__DATA FOR THE TASK__
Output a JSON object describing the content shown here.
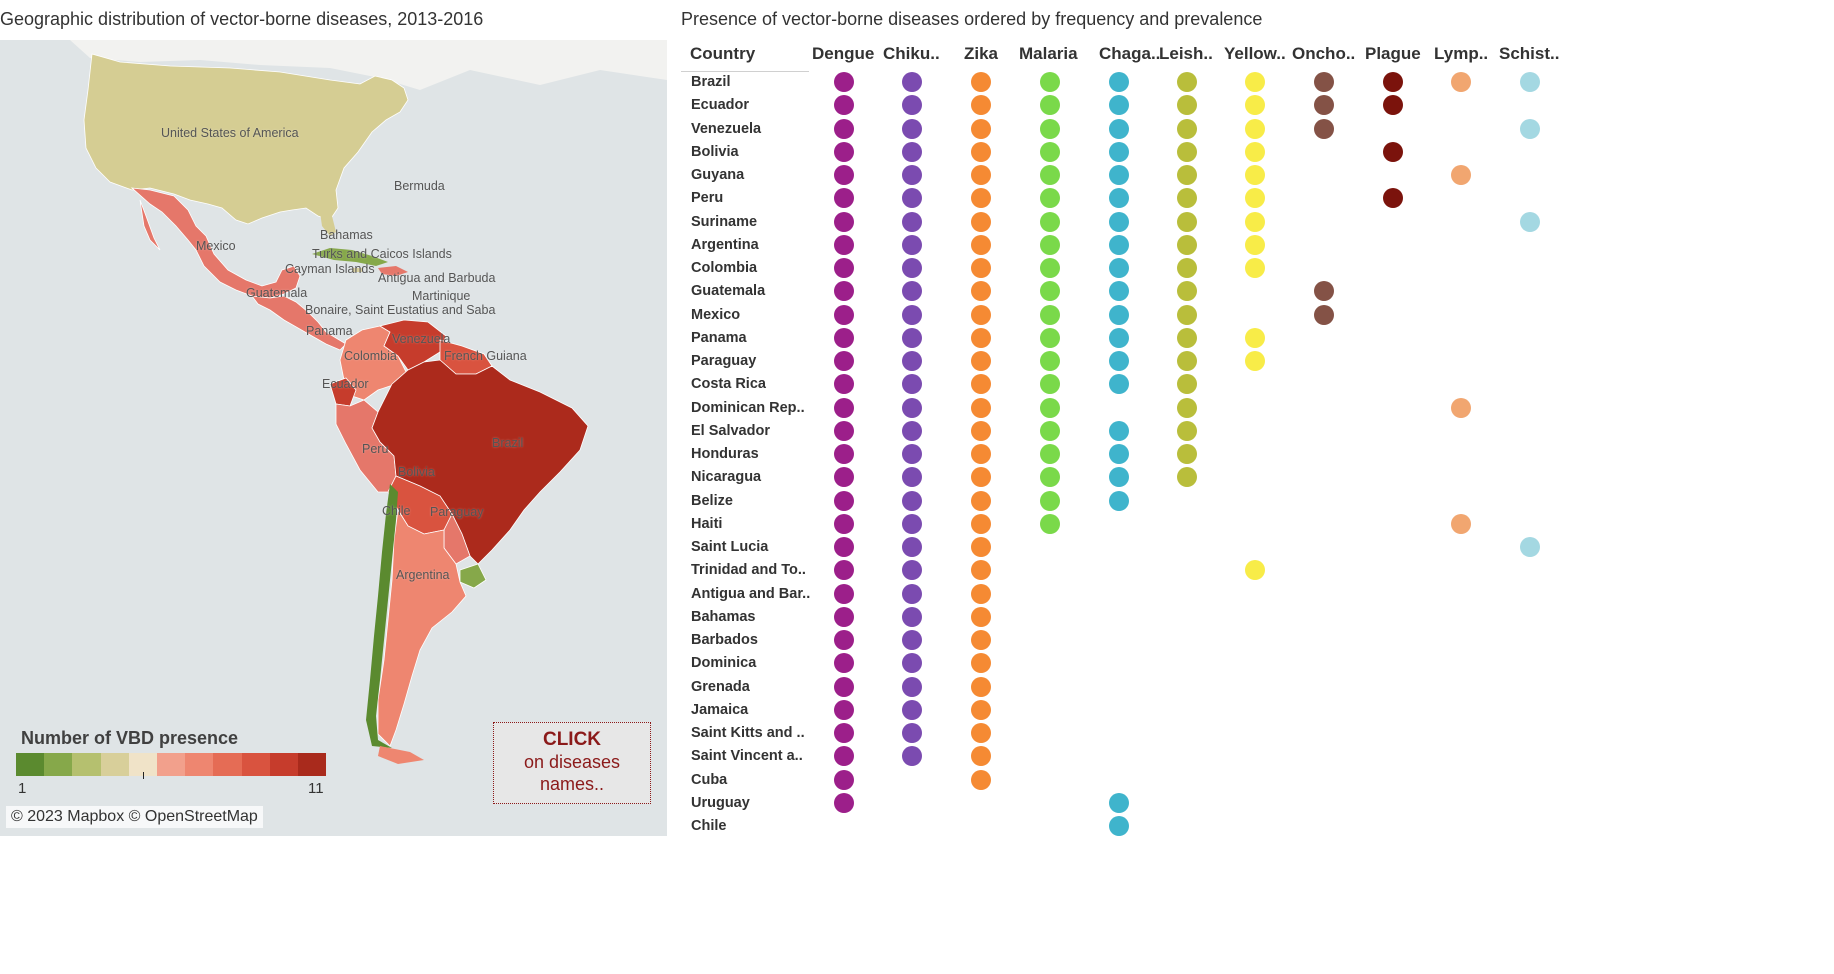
{
  "titles": {
    "map": "Geographic distribution of vector-borne diseases, 2013-2016",
    "table": "Presence of vector-borne diseases ordered by frequency and prevalence"
  },
  "map": {
    "labels": [
      {
        "id": "usa",
        "text": "United States of America"
      },
      {
        "id": "bermuda",
        "text": "Bermuda"
      },
      {
        "id": "bahamas",
        "text": "Bahamas"
      },
      {
        "id": "turks",
        "text": "Turks and Caicos Islands"
      },
      {
        "id": "cayman",
        "text": "Cayman Islands"
      },
      {
        "id": "antigua",
        "text": "Antigua and Barbuda"
      },
      {
        "id": "martinique",
        "text": "Martinique"
      },
      {
        "id": "bonaire",
        "text": "Bonaire, Saint Eustatius and Saba"
      },
      {
        "id": "mexico",
        "text": "Mexico"
      },
      {
        "id": "guatemala",
        "text": "Guatemala"
      },
      {
        "id": "panama",
        "text": "Panama"
      },
      {
        "id": "venezuela",
        "text": "Venezuela"
      },
      {
        "id": "colombia",
        "text": "Colombia"
      },
      {
        "id": "fguiana",
        "text": "French Guiana"
      },
      {
        "id": "ecuador",
        "text": "Ecuador"
      },
      {
        "id": "brazil",
        "text": "Brazil"
      },
      {
        "id": "peru",
        "text": "Peru"
      },
      {
        "id": "bolivia",
        "text": "Bolivia"
      },
      {
        "id": "chile",
        "text": "Chile"
      },
      {
        "id": "paraguay",
        "text": "Paraguay"
      },
      {
        "id": "argentina",
        "text": "Argentina"
      }
    ],
    "legend": {
      "title": "Number of VBD presence",
      "min": "1",
      "max": "11",
      "colors": [
        "#5b8a2f",
        "#86a84a",
        "#b5c06f",
        "#d8cf9a",
        "#f0e3c8",
        "#f2a08c",
        "#ee8670",
        "#e56c55",
        "#d9533f",
        "#c63c2c",
        "#a92a1c"
      ]
    },
    "attribution": "© 2023 Mapbox © OpenStreetMap",
    "click_box": {
      "title": "CLICK",
      "line2": "on diseases",
      "line3": "names.."
    }
  },
  "table": {
    "country_header": "Country",
    "diseases": [
      {
        "label": "Dengue",
        "color": "#9c1f8a"
      },
      {
        "label": "Chiku..",
        "color": "#7b4bb0"
      },
      {
        "label": "Zika",
        "color": "#f58a33"
      },
      {
        "label": "Malaria",
        "color": "#7ad94a"
      },
      {
        "label": "Chaga..",
        "color": "#3fb4cc"
      },
      {
        "label": "Leish..",
        "color": "#b9be3b"
      },
      {
        "label": "Yellow..",
        "color": "#f8ec48"
      },
      {
        "label": "Oncho..",
        "color": "#845246"
      },
      {
        "label": "Plague",
        "color": "#7b130c"
      },
      {
        "label": "Lymp..",
        "color": "#f1a670"
      },
      {
        "label": "Schist..",
        "color": "#a4d8e2"
      }
    ],
    "rows": [
      {
        "country": "Brazil",
        "presence": [
          1,
          1,
          1,
          1,
          1,
          1,
          1,
          1,
          1,
          1,
          1
        ]
      },
      {
        "country": "Ecuador",
        "presence": [
          1,
          1,
          1,
          1,
          1,
          1,
          1,
          1,
          1,
          0,
          0
        ]
      },
      {
        "country": "Venezuela",
        "presence": [
          1,
          1,
          1,
          1,
          1,
          1,
          1,
          1,
          0,
          0,
          1
        ]
      },
      {
        "country": "Bolivia",
        "presence": [
          1,
          1,
          1,
          1,
          1,
          1,
          1,
          0,
          1,
          0,
          0
        ]
      },
      {
        "country": "Guyana",
        "presence": [
          1,
          1,
          1,
          1,
          1,
          1,
          1,
          0,
          0,
          1,
          0
        ]
      },
      {
        "country": "Peru",
        "presence": [
          1,
          1,
          1,
          1,
          1,
          1,
          1,
          0,
          1,
          0,
          0
        ]
      },
      {
        "country": "Suriname",
        "presence": [
          1,
          1,
          1,
          1,
          1,
          1,
          1,
          0,
          0,
          0,
          1
        ]
      },
      {
        "country": "Argentina",
        "presence": [
          1,
          1,
          1,
          1,
          1,
          1,
          1,
          0,
          0,
          0,
          0
        ]
      },
      {
        "country": "Colombia",
        "presence": [
          1,
          1,
          1,
          1,
          1,
          1,
          1,
          0,
          0,
          0,
          0
        ]
      },
      {
        "country": "Guatemala",
        "presence": [
          1,
          1,
          1,
          1,
          1,
          1,
          0,
          1,
          0,
          0,
          0
        ]
      },
      {
        "country": "Mexico",
        "presence": [
          1,
          1,
          1,
          1,
          1,
          1,
          0,
          1,
          0,
          0,
          0
        ]
      },
      {
        "country": "Panama",
        "presence": [
          1,
          1,
          1,
          1,
          1,
          1,
          1,
          0,
          0,
          0,
          0
        ]
      },
      {
        "country": "Paraguay",
        "presence": [
          1,
          1,
          1,
          1,
          1,
          1,
          1,
          0,
          0,
          0,
          0
        ]
      },
      {
        "country": "Costa Rica",
        "presence": [
          1,
          1,
          1,
          1,
          1,
          1,
          0,
          0,
          0,
          0,
          0
        ]
      },
      {
        "country": "Dominican Rep..",
        "presence": [
          1,
          1,
          1,
          1,
          0,
          1,
          0,
          0,
          0,
          1,
          0
        ]
      },
      {
        "country": "El Salvador",
        "presence": [
          1,
          1,
          1,
          1,
          1,
          1,
          0,
          0,
          0,
          0,
          0
        ]
      },
      {
        "country": "Honduras",
        "presence": [
          1,
          1,
          1,
          1,
          1,
          1,
          0,
          0,
          0,
          0,
          0
        ]
      },
      {
        "country": "Nicaragua",
        "presence": [
          1,
          1,
          1,
          1,
          1,
          1,
          0,
          0,
          0,
          0,
          0
        ]
      },
      {
        "country": "Belize",
        "presence": [
          1,
          1,
          1,
          1,
          1,
          0,
          0,
          0,
          0,
          0,
          0
        ]
      },
      {
        "country": "Haiti",
        "presence": [
          1,
          1,
          1,
          1,
          0,
          0,
          0,
          0,
          0,
          1,
          0
        ]
      },
      {
        "country": "Saint Lucia",
        "presence": [
          1,
          1,
          1,
          0,
          0,
          0,
          0,
          0,
          0,
          0,
          1
        ]
      },
      {
        "country": "Trinidad and To..",
        "presence": [
          1,
          1,
          1,
          0,
          0,
          0,
          1,
          0,
          0,
          0,
          0
        ]
      },
      {
        "country": "Antigua and Bar..",
        "presence": [
          1,
          1,
          1,
          0,
          0,
          0,
          0,
          0,
          0,
          0,
          0
        ]
      },
      {
        "country": "Bahamas",
        "presence": [
          1,
          1,
          1,
          0,
          0,
          0,
          0,
          0,
          0,
          0,
          0
        ]
      },
      {
        "country": "Barbados",
        "presence": [
          1,
          1,
          1,
          0,
          0,
          0,
          0,
          0,
          0,
          0,
          0
        ]
      },
      {
        "country": "Dominica",
        "presence": [
          1,
          1,
          1,
          0,
          0,
          0,
          0,
          0,
          0,
          0,
          0
        ]
      },
      {
        "country": "Grenada",
        "presence": [
          1,
          1,
          1,
          0,
          0,
          0,
          0,
          0,
          0,
          0,
          0
        ]
      },
      {
        "country": "Jamaica",
        "presence": [
          1,
          1,
          1,
          0,
          0,
          0,
          0,
          0,
          0,
          0,
          0
        ]
      },
      {
        "country": "Saint Kitts and ..",
        "presence": [
          1,
          1,
          1,
          0,
          0,
          0,
          0,
          0,
          0,
          0,
          0
        ]
      },
      {
        "country": "Saint Vincent a..",
        "presence": [
          1,
          1,
          1,
          0,
          0,
          0,
          0,
          0,
          0,
          0,
          0
        ]
      },
      {
        "country": "Cuba",
        "presence": [
          1,
          0,
          1,
          0,
          0,
          0,
          0,
          0,
          0,
          0,
          0
        ]
      },
      {
        "country": "Uruguay",
        "presence": [
          1,
          0,
          0,
          0,
          1,
          0,
          0,
          0,
          0,
          0,
          0
        ]
      },
      {
        "country": "Chile",
        "presence": [
          0,
          0,
          0,
          0,
          1,
          0,
          0,
          0,
          0,
          0,
          0
        ]
      }
    ]
  }
}
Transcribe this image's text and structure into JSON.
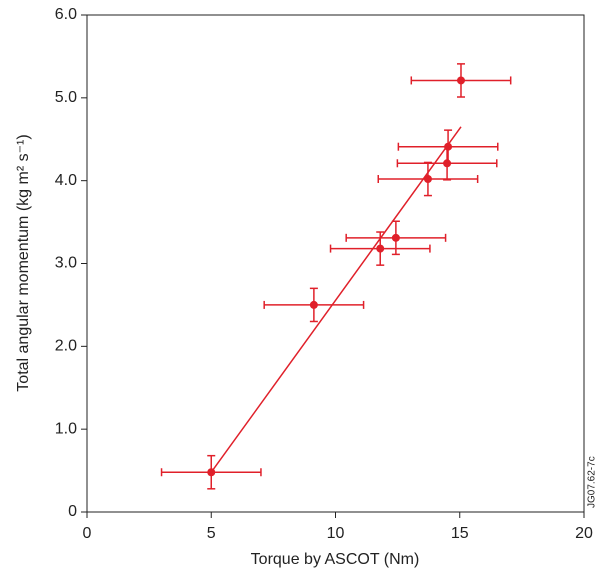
{
  "chart_data": {
    "type": "scatter",
    "x_label": "Torque by ASCOT (Nm)",
    "y_label": "Total angular momentum (kg m² s⁻¹)",
    "watermark": "JG07.62-7c",
    "color": "#e0202a",
    "xlim": [
      0,
      20
    ],
    "xticks": [
      0,
      5,
      10,
      15,
      20
    ],
    "ylim": [
      0,
      6
    ],
    "yticks": [
      0,
      {
        "value": 1,
        "label": "1.0"
      },
      {
        "value": 2,
        "label": "2.0"
      },
      {
        "value": 3,
        "label": "3.0"
      },
      {
        "value": 4,
        "label": "4.0"
      },
      {
        "value": 5,
        "label": "5.0"
      },
      {
        "value": 6,
        "label": "6.0"
      }
    ],
    "x": [
      5.0,
      9.13,
      11.8,
      12.43,
      13.72,
      14.49,
      14.53,
      15.05
    ],
    "values": [
      0.48,
      2.5,
      3.18,
      3.31,
      4.02,
      4.21,
      4.41,
      5.21
    ],
    "xerr": [
      2,
      2,
      2,
      2,
      2,
      2,
      2,
      2
    ],
    "yerr": [
      0.2,
      0.2,
      0.2,
      0.2,
      0.2,
      0.2,
      0.2,
      0.2
    ],
    "fit": {
      "x": [
        5.0,
        15.05
      ],
      "y": [
        0.48,
        4.65
      ]
    }
  }
}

__SET EXERCISE__
Pull every line containing "borne" out of the data above.

__EXERCISE SOLUTION__
    "map": "Geographic distribution of vector-borne diseases, 2013-2016",
    "table": "Presence of vector-borne diseases ordered by frequency and prevalence"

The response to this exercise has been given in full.